_Task prompt:_ Find each line below that contains the string "destinations" and copy those lines in full. Uppercase and lowercase letters count as different.

+-------+

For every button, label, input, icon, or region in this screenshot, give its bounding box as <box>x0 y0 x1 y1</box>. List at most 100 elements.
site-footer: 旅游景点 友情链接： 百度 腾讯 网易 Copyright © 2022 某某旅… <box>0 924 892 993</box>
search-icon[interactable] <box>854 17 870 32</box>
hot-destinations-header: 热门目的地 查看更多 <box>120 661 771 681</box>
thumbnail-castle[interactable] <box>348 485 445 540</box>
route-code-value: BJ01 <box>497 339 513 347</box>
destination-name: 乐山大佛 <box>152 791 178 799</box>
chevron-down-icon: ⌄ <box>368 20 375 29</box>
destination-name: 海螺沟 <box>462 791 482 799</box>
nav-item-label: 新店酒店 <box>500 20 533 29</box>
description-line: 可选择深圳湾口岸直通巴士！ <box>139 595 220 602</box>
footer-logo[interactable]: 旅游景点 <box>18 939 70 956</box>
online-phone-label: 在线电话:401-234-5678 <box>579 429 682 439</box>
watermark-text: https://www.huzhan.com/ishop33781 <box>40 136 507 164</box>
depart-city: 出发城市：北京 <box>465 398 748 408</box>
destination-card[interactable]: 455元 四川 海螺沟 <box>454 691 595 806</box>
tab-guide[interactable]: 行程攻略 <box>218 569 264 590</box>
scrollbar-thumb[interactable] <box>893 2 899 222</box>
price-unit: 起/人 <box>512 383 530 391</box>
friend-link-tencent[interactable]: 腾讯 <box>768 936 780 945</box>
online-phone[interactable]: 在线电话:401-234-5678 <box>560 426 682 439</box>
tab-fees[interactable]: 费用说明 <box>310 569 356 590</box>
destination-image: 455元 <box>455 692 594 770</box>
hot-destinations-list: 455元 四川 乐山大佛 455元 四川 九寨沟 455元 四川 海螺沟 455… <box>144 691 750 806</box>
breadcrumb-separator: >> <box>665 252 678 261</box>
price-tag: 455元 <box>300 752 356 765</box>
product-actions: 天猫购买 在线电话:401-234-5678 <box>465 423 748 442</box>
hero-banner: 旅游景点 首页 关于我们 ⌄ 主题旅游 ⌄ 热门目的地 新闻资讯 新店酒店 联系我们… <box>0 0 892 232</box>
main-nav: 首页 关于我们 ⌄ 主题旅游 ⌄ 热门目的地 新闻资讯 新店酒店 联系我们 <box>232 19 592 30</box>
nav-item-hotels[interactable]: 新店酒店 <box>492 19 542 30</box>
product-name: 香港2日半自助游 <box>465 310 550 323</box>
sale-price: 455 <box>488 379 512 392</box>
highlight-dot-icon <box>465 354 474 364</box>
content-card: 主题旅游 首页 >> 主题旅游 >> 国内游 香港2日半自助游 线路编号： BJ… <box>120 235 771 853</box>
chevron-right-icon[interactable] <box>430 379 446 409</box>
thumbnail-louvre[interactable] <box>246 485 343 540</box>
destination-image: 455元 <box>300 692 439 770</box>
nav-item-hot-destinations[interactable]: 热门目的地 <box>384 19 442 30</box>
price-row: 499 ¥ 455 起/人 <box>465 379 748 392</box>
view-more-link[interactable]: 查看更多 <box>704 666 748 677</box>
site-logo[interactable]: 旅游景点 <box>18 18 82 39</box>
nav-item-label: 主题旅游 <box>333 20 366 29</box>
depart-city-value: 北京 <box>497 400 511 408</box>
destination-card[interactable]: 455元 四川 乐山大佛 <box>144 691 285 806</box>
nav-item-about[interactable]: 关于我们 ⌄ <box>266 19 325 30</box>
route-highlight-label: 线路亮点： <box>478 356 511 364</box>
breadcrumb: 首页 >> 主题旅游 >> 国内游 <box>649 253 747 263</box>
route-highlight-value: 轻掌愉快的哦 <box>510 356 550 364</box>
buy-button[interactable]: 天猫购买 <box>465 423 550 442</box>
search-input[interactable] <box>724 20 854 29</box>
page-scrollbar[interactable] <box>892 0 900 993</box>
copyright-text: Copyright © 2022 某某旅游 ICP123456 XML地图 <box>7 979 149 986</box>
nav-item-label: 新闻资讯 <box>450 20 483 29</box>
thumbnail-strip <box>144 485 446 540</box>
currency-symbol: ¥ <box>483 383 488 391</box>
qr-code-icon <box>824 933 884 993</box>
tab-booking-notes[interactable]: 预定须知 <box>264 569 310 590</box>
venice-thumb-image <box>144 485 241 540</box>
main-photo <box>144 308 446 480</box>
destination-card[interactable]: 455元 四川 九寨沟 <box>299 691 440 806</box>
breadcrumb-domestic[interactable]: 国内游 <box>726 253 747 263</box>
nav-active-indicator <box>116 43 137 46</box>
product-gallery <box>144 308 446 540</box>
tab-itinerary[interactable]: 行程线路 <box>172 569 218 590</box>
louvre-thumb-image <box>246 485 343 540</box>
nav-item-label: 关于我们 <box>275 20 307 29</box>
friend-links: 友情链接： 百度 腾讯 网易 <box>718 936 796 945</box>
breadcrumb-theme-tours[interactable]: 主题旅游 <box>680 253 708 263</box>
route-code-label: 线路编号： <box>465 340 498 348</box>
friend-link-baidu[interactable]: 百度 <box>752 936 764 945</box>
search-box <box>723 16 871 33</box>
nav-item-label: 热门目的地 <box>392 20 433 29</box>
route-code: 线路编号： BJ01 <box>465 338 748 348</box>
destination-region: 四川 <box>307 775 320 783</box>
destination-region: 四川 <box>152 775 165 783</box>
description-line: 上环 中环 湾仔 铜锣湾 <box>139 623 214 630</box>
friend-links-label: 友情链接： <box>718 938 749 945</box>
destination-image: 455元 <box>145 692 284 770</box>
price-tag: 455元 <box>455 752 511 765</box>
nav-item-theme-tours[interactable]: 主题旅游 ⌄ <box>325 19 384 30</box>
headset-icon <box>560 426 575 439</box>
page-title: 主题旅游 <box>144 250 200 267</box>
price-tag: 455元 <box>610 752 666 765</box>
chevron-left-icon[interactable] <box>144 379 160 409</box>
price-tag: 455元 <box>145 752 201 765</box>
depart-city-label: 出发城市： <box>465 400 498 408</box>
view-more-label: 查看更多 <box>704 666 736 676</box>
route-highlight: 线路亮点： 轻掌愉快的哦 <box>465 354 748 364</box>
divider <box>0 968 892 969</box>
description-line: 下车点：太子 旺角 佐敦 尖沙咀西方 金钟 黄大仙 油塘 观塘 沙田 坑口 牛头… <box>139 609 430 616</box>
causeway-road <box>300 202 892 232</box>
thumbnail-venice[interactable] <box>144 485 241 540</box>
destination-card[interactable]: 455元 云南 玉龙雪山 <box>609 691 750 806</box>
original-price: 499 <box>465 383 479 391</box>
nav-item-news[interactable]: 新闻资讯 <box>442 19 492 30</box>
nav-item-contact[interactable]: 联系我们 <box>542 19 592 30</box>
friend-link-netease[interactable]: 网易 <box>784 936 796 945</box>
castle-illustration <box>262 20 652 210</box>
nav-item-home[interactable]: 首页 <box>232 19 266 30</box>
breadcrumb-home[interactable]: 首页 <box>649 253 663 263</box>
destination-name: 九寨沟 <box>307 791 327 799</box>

+-------+

_Output:_
hot-destinations-header: 热门目的地 查看更多 <box>120 661 771 681</box>
hot-destinations-list: 455元 四川 乐山大佛 455元 四川 九寨沟 455元 四川 海螺沟 455… <box>144 691 750 806</box>
nav-item-hot-destinations[interactable]: 热门目的地 <box>384 19 442 30</box>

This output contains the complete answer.